• Okuma Parçası:
______

İnsanlara kendilerini neyin mutlu ettiğini sorduğumuzda ve yaşamdaki değerli şeylerin sıralamasını yaptıklarında meslek, kişisel başarılar ve maddi varlıklardan önce sevdikleri insanlar ve kurdukları ilişkilerden söz ederler. İnsanların kurduğu ilişkiler en büyük mutluluk kaynağı olduğu gibi bazen de stres kaynağı olabilir (Burger, 2006).

Kraut ve Johnston (1979) yaptıkları araştırmayla kişilerin başkalarıyla birlikte olduklarında yalnız olduklarından daha fazla mutluluk gösterdikleri sonucuna ulaşmışlardır. Kişiler yalnızken mutlu olsalar da mutluluklarını sadece bir gülümseme ile gösterirken, topluluk içinde mutlu olduklarını gösteren birçok hareket yapmaktadır. Bunun yanında yalnızken hiç gülmedikleri bir olaya başkalarıyla birlikte iken gülebilmektedirler. (Carlson ve diğerleri, 2007).

Kişinin iş, aile ve özel yaşamında kuracağı sağlıklı ilişkiler, çevreye duyduğu güven ve gerekirse çevresinden destek göreceğine inanması kişinin kendini mutlu olarak değerlendirmesini sağlar. Sosyal çevreyle kurulan güçlü bağlar mutluluk ve iş tatminini arttırmanın yanı sıra yaşanan olumsuz olaylar karşısında da kişilerin kendilerini daha çabuk toparlamalarını sağlar (İslamoğlu, 2010).

Karahan vd. (2007) tarafından üniversite öğrencilerinin stresle başa çıkma tarzlarının, sosyal beceri düzeylerine ve mutluluk algılarına göre anlamlı düzeyde değişip değişmediği incelemek amacıyla 1276 katılımcıyla yapılan araştırma sonucunda, sosyal beceri düzeyi düşük olan öğrencilerle kendini genel olarak mutsuz hisseden öğrencilerin stresle başa çıkmada çaresiz yaklaşımı daha çok kullandıkları bulgusuna ulaşılmıştır. Sosyal beceri düzeyi yüksek olan öğrenciler ve kendini genel olarak mutlu hisseden öğrencilerin ise stresle başa çıkmada kendine güvenli yaklaşımı daha çok kullandıkları saptanmıştır. Araştırmada ayrıca kendini mutlu hisseden öğrencilerin sosyal beceri düzeylerinin, kendini mutsuz hisseden öğrencilere göre daha yüksek olduğu görülmüştür. Araştırma sonucuna dayanarak sosyal beceri düzeyi düşük olan ve kendini mutsuz hisseden öğrencilerin, stresle başa

40

çıkmada kendilerini daha güçsüz ve çaresiz hissettikleri ve psikolojik yardıma daha çok ihtiyaç duydukları ileri sürülebilir (Karahan vd. ,2007).

______

• İstenen:
Sosyal ilişkiler ve mutluluk üzerine yukarıdaki parçanın devamını yazın. Aşağıdaki satırlara ihtiyaç yoktur.

• Kaynak Materyal:
______

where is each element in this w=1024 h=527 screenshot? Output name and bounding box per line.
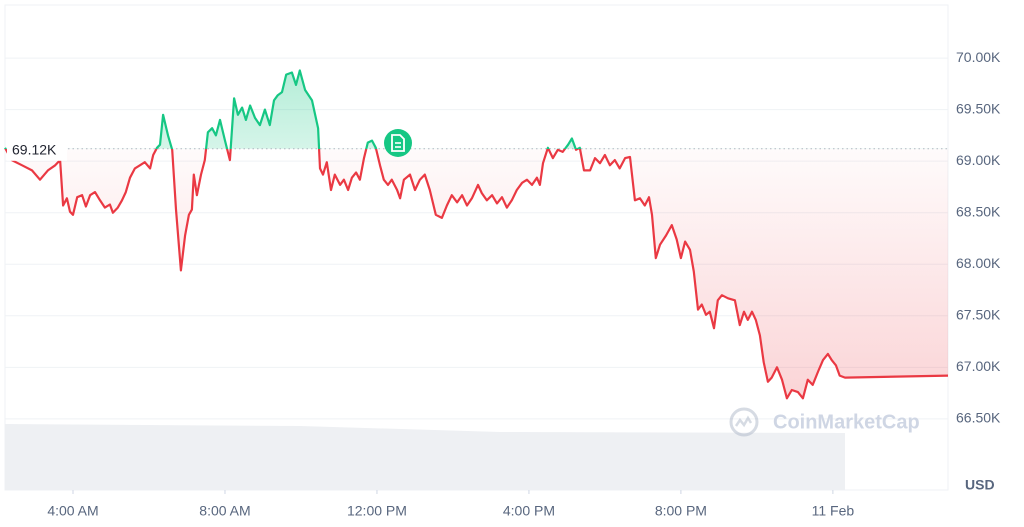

______

• Alıştırmanın Cevabı:
Daniel Kahneman (2004) deneyim örnekleme yöntemiyle insanların gün boyunca mutluluklarını irdelemiştir. Kişilerden gün içinde kiminle, ne yapıyor oldukları ve ne kadar mutlu olduklarını yazmaları istenmiştir. Yapılan bu araştırma sonucuna göre kişiler başkalarıyla beraberken en mutlu yalnızken ise en mutsuzdur. Kişileri en mutlu eden etkinlik çoktan aza doğru sıralandığında: işten sonra sosyalleşme, rahatlama, akşam yemeği, öğle yemeği, televizyon izleme, işte sosyalleşme, evde telefonla konuşma, yemek yapma, çocuk bakımı, ev işleri, çalışmak, işten dönüş, işe gidiştir (Hefferon, Boniwell, 2014).

Harward Üniversitesinden Robert D. Putnam’a göre kişinin kulüp veya sosyal aktivitelere düzenli katılımı, kişinin gelirinin iki katına çıkması ya da üniversiteden mezun olmasıyla aynı seviyede mutluluk artışı sağlamaktadır. Arizona eyalet üniversitesinden Chris M. Herbst’e göre de bu şekilde kurulan sosyal bağlantılar sadece kişinin mutluluğuna değil sağlık durumları üzerinde de olumlu etki yapmaktadır (O’Connell, 2014).

Delivering Happieness at Work (İşyerinde mutluluk dağıtmak) adlı web sitesinin ziyaretçileri arasında 2013 yılında yapılan anketin sonuçlarına göre küçük şirketlerde çalışanlar 1000 ve üzeri çalışanı bulunan büyük kuruluşlarda çalışanlara göre %25 daha mutludurlar. Çalışan sayısının daha az olduğu küçük şirketlerde çalışanlar arasında daha fazla temas kurma imkanı olduğu için sosyal ilişkiler de daha kuvvetlidir. Aynı araştırmanın bir başka çarpıcı sonucu da başka kişileri denetlemenin (denetlenmenin tersine) daha fazla mutluluk getirmesidir (O’Connell, 2014).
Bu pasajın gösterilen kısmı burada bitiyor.